* **What is being asked**: State how many lines in the entries below contain "campanes". Write nothing but the number.

* **Rows from a dataset**:
----------

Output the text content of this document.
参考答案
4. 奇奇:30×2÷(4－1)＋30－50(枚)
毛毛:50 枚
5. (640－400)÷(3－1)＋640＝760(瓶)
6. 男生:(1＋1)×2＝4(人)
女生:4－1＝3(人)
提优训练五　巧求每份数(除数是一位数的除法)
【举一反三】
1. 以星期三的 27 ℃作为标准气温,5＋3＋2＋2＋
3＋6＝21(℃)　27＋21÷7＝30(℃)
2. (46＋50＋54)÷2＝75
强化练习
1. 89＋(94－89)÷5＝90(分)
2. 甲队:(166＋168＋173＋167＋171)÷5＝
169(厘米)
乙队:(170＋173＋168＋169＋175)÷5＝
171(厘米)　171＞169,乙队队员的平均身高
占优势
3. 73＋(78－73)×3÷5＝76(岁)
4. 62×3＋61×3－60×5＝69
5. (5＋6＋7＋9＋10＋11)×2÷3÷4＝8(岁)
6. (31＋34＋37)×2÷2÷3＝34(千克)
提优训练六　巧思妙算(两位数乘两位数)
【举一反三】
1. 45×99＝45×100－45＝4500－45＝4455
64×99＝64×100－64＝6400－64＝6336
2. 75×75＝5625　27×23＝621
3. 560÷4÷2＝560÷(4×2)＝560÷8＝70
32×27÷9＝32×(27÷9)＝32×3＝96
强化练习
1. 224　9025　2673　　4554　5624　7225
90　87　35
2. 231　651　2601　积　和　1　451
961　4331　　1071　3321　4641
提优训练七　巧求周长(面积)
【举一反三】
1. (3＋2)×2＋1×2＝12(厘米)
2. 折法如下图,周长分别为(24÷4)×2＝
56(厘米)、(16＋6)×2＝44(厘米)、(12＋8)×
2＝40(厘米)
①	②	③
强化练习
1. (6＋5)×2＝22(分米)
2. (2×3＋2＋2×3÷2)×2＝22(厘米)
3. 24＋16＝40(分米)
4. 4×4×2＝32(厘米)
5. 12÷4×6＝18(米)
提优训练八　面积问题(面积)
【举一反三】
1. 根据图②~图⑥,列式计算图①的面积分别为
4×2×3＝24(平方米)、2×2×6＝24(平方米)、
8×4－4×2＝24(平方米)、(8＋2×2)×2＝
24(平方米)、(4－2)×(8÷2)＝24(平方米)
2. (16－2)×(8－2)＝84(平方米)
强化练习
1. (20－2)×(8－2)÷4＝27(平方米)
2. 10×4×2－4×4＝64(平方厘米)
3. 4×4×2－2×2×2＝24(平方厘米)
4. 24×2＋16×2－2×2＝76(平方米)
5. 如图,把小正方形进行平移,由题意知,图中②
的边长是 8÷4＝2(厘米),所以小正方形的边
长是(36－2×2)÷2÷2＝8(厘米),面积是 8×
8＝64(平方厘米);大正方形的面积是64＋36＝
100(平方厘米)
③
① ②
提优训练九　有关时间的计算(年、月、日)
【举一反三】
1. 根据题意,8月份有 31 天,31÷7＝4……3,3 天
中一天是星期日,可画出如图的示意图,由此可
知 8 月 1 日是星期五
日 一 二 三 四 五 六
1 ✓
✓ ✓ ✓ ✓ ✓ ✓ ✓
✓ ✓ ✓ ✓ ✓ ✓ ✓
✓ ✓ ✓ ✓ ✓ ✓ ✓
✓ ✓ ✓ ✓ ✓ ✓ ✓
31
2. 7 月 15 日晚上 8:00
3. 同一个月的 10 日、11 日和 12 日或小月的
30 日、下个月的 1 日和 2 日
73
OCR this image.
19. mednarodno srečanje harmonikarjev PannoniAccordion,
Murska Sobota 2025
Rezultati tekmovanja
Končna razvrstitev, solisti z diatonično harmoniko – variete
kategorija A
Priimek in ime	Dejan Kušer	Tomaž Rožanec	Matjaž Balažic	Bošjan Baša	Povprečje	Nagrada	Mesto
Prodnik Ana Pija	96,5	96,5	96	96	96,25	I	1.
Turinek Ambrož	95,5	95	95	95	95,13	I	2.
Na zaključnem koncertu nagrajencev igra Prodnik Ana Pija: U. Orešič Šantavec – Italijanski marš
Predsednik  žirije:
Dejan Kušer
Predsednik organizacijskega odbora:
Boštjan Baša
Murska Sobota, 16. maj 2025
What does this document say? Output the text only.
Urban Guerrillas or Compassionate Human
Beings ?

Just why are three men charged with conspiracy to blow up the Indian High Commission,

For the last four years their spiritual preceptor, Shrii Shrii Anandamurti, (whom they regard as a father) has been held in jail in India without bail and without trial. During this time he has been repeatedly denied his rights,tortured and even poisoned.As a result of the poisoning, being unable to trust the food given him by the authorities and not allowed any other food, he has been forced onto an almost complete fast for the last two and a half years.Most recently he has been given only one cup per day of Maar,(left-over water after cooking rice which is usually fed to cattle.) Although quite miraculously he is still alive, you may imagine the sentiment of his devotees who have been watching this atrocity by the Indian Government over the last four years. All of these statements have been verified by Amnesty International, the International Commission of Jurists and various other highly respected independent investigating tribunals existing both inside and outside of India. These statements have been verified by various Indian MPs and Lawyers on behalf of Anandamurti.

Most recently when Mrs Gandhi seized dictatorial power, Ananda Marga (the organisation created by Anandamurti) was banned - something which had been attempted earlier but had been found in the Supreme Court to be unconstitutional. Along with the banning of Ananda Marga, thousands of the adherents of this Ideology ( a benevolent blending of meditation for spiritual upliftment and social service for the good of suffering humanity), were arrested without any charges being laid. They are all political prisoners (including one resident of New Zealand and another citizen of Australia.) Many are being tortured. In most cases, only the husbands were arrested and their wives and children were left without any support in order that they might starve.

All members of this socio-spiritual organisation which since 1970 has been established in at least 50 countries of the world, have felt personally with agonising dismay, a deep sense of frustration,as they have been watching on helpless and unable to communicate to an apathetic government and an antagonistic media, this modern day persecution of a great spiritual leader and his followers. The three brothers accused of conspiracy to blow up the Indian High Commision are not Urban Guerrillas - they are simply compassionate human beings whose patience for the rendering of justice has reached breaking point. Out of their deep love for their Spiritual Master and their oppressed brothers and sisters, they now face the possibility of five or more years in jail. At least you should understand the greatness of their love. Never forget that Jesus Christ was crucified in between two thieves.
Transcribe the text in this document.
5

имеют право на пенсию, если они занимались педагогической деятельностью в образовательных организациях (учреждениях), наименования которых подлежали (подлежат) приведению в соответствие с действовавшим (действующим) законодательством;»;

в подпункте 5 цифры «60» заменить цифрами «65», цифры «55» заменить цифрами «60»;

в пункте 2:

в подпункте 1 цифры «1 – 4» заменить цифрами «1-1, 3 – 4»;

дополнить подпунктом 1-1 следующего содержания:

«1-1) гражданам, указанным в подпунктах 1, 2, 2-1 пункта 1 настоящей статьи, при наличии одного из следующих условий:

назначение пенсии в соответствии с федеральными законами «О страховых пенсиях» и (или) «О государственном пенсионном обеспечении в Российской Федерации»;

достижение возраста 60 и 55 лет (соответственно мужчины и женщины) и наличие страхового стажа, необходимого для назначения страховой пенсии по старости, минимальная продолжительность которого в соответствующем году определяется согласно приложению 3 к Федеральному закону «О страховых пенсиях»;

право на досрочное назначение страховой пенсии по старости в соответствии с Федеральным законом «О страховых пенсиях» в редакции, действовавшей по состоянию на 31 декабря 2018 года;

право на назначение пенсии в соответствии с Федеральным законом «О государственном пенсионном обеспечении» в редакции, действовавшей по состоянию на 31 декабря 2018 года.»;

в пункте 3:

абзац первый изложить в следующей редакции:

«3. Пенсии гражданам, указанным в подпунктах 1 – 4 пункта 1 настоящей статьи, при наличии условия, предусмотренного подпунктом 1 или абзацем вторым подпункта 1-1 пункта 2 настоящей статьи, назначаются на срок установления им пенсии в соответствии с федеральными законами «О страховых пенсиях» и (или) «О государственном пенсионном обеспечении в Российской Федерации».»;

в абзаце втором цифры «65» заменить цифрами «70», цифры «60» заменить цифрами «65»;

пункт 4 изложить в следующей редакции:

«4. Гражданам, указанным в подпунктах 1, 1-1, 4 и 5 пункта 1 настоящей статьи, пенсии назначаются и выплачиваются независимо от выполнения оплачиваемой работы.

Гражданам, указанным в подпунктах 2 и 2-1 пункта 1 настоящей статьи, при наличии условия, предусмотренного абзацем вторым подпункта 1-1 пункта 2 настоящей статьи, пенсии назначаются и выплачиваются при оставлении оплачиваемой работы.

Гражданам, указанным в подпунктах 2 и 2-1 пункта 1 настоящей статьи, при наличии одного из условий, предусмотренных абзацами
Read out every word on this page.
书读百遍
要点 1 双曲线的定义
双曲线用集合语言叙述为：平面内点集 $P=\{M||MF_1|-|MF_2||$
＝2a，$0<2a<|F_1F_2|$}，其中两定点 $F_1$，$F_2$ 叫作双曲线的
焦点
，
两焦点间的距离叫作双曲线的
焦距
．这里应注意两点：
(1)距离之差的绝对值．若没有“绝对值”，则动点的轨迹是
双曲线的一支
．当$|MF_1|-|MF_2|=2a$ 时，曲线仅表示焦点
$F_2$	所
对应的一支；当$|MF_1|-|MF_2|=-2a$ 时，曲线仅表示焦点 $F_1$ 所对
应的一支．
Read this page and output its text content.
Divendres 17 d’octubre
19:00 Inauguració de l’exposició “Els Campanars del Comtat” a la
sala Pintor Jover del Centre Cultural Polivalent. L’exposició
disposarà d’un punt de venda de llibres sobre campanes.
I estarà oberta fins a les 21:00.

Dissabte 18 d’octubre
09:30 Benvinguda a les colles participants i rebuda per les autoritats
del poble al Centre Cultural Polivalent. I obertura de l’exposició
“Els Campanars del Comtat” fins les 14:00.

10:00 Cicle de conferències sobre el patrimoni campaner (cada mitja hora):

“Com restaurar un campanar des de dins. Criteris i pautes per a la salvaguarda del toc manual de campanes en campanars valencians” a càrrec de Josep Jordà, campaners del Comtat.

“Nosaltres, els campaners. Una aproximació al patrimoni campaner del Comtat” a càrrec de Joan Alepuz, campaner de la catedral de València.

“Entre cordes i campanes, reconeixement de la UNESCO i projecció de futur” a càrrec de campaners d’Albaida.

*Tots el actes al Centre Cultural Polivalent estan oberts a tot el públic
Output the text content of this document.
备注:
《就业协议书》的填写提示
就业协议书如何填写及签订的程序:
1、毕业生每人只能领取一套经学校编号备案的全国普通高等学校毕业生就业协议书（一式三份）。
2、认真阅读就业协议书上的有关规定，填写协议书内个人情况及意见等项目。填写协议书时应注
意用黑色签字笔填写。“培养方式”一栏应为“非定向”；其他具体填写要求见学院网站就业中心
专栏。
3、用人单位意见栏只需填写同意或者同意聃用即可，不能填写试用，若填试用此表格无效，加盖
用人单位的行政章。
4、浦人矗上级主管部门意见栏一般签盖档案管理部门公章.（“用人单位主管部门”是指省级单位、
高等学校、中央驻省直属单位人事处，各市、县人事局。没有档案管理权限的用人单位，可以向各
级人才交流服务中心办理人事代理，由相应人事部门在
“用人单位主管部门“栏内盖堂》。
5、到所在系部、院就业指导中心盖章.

----------

* **Written answer**: 3